[start]
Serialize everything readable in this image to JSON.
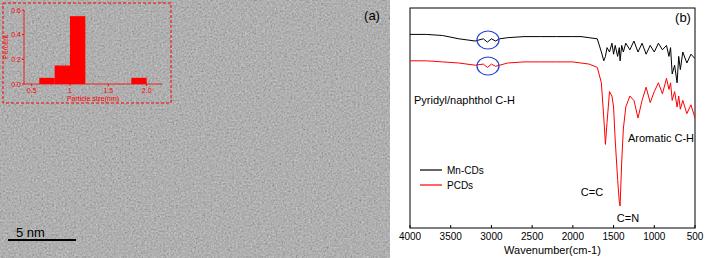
{
  "image": {
    "panel_label": "(a)",
    "scale_bar": "5 nm"
  },
  "chart_data": [
    {
      "type": "histogram",
      "x_label": "Particle size(nm)",
      "y_label": "Percent",
      "color": "#ff0000",
      "bins": [
        0.4,
        0.6,
        0.8,
        1.0,
        1.2,
        1.4,
        1.6,
        1.8,
        2.0,
        2.2
      ],
      "values": [
        0,
        0.05,
        0.15,
        0.55,
        0,
        0,
        0,
        0.05,
        0
      ],
      "xlim": [
        0.4,
        2.2
      ],
      "xticks": [
        0.5,
        1,
        1.5,
        {
          "value": 2,
          "label": "2.0"
        }
      ],
      "ylim": [
        0,
        0.6
      ],
      "yticks": [
        {
          "value": 0,
          "label": "0.0"
        },
        0.2,
        0.4,
        0.6
      ]
    },
    {
      "type": "line",
      "title": "(b)",
      "x_label": "Wavenumber(cm-1)",
      "tick_labels": "x",
      "legend": "lower left",
      "x": [
        4000,
        3800,
        3600,
        3400,
        3200,
        3100,
        3050,
        3000,
        2950,
        2900,
        2800,
        2600,
        2400,
        2200,
        2000,
        1900,
        1800,
        1700,
        1650,
        1620,
        1600,
        1580,
        1550,
        1520,
        1500,
        1480,
        1450,
        1430,
        1420,
        1400,
        1380,
        1350,
        1300,
        1250,
        1200,
        1150,
        1100,
        1050,
        1000,
        950,
        900,
        850,
        820,
        800,
        780,
        750,
        720,
        700,
        680,
        650,
        600,
        550,
        500
      ],
      "series": [
        {
          "name": "Mn-CDs",
          "color": "#000000",
          "values": [
            88,
            88,
            87.5,
            86,
            85,
            86,
            84.5,
            86,
            85,
            86,
            86.5,
            87,
            87,
            87,
            87,
            87,
            86.5,
            86,
            80,
            76,
            78,
            82,
            80,
            84,
            79,
            83,
            78,
            82,
            76,
            83,
            80,
            84,
            81,
            85,
            80,
            84,
            79,
            83,
            80,
            84,
            81,
            83,
            78,
            82,
            70,
            74,
            66,
            78,
            72,
            80,
            75,
            79,
            77
          ]
        },
        {
          "name": "PCDs",
          "color": "#ff0000",
          "values": [
            76,
            76,
            75.5,
            75,
            74,
            74.5,
            73,
            74.5,
            73.5,
            74,
            75,
            75.5,
            75.5,
            75.5,
            75.5,
            75,
            74.5,
            73,
            66,
            50,
            38,
            48,
            62,
            60,
            55,
            40,
            22,
            12,
            10,
            30,
            45,
            55,
            60,
            58,
            50,
            58,
            64,
            57,
            62,
            66,
            61,
            68,
            63,
            66,
            58,
            62,
            55,
            60,
            54,
            58,
            52,
            56,
            50
          ]
        }
      ],
      "xlim": [
        4000,
        500
      ],
      "xticks": [
        4000,
        3500,
        3000,
        2500,
        2000,
        1500,
        1000,
        500
      ],
      "ylim": [
        0,
        100
      ],
      "annotations": [
        "Pyridyl/naphthol C-H",
        "C=C",
        "Aromatic C-H",
        "C=N"
      ]
    }
  ]
}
[end]
Task description | Omit the pictures. Transcribe every record exactly.

Exercise answer |
Serialize everything readable in this image to JSON.
{
  "image": {
    "panel_label": "(a)",
    "scale_bar": "5 nm"
  },
  "chart_data": [
    {
      "type": "histogram",
      "x_label": "Particle size(nm)",
      "y_label": "Percent",
      "color": "#ff0000",
      "bins": [
        0.4,
        0.6,
        0.8,
        1.0,
        1.2,
        1.4,
        1.6,
        1.8,
        2.0,
        2.2
      ],
      "values": [
        0,
        0.05,
        0.15,
        0.55,
        0,
        0,
        0,
        0.05,
        0
      ],
      "xlim": [
        0.4,
        2.2
      ],
      "xticks": [
        0.5,
        1,
        1.5,
        {
          "value": 2,
          "label": "2.0"
        }
      ],
      "ylim": [
        0,
        0.6
      ],
      "yticks": [
        {
          "value": 0,
          "label": "0.0"
        },
        0.2,
        0.4,
        0.6
      ]
    },
    {
      "type": "line",
      "title": "(b)",
      "x_label": "Wavenumber(cm-1)",
      "tick_labels": "x",
      "legend": "lower left",
      "x": [
        4000,
        3800,
        3600,
        3400,
        3200,
        3100,
        3050,
        3000,
        2950,
        2900,
        2800,
        2600,
        2400,
        2200,
        2000,
        1900,
        1800,
        1700,
        1650,
        1620,
        1600,
        1580,
        1550,
        1520,
        1500,
        1480,
        1450,
        1430,
        1420,
        1400,
        1380,
        1350,
        1300,
        1250,
        1200,
        1150,
        1100,
        1050,
        1000,
        950,
        900,
        850,
        820,
        800,
        780,
        750,
        720,
        700,
        680,
        650,
        600,
        550,
        500
      ],
      "series": [
        {
          "name": "Mn-CDs",
          "color": "#000000",
          "values": [
            88,
            88,
            87.5,
            86,
            85,
            86,
            84.5,
            86,
            85,
            86,
            86.5,
            87,
            87,
            87,
            87,
            87,
            86.5,
            86,
            80,
            76,
            78,
            82,
            80,
            84,
            79,
            83,
            78,
            82,
            76,
            83,
            80,
            84,
            81,
            85,
            80,
            84,
            79,
            83,
            80,
            84,
            81,
            83,
            78,
            82,
            70,
            74,
            66,
            78,
            72,
            80,
            75,
            79,
            77
          ]
        },
        {
          "name": "PCDs",
          "color": "#ff0000",
          "values": [
            76,
            76,
            75.5,
            75,
            74,
            74.5,
            73,
            74.5,
            73.5,
            74,
            75,
            75.5,
            75.5,
            75.5,
            75.5,
            75,
            74.5,
            73,
            66,
            50,
            38,
            48,
            62,
            60,
            55,
            40,
            22,
            12,
            10,
            30,
            45,
            55,
            60,
            58,
            50,
            58,
            64,
            57,
            62,
            66,
            61,
            68,
            63,
            66,
            58,
            62,
            55,
            60,
            54,
            58,
            52,
            56,
            50
          ]
        }
      ],
      "xlim": [
        4000,
        500
      ],
      "xticks": [
        4000,
        3500,
        3000,
        2500,
        2000,
        1500,
        1000,
        500
      ],
      "ylim": [
        0,
        100
      ],
      "annotations": [
        "Pyridyl/naphthol C-H",
        "C=C",
        "Aromatic C-H",
        "C=N"
      ]
    }
  ]
}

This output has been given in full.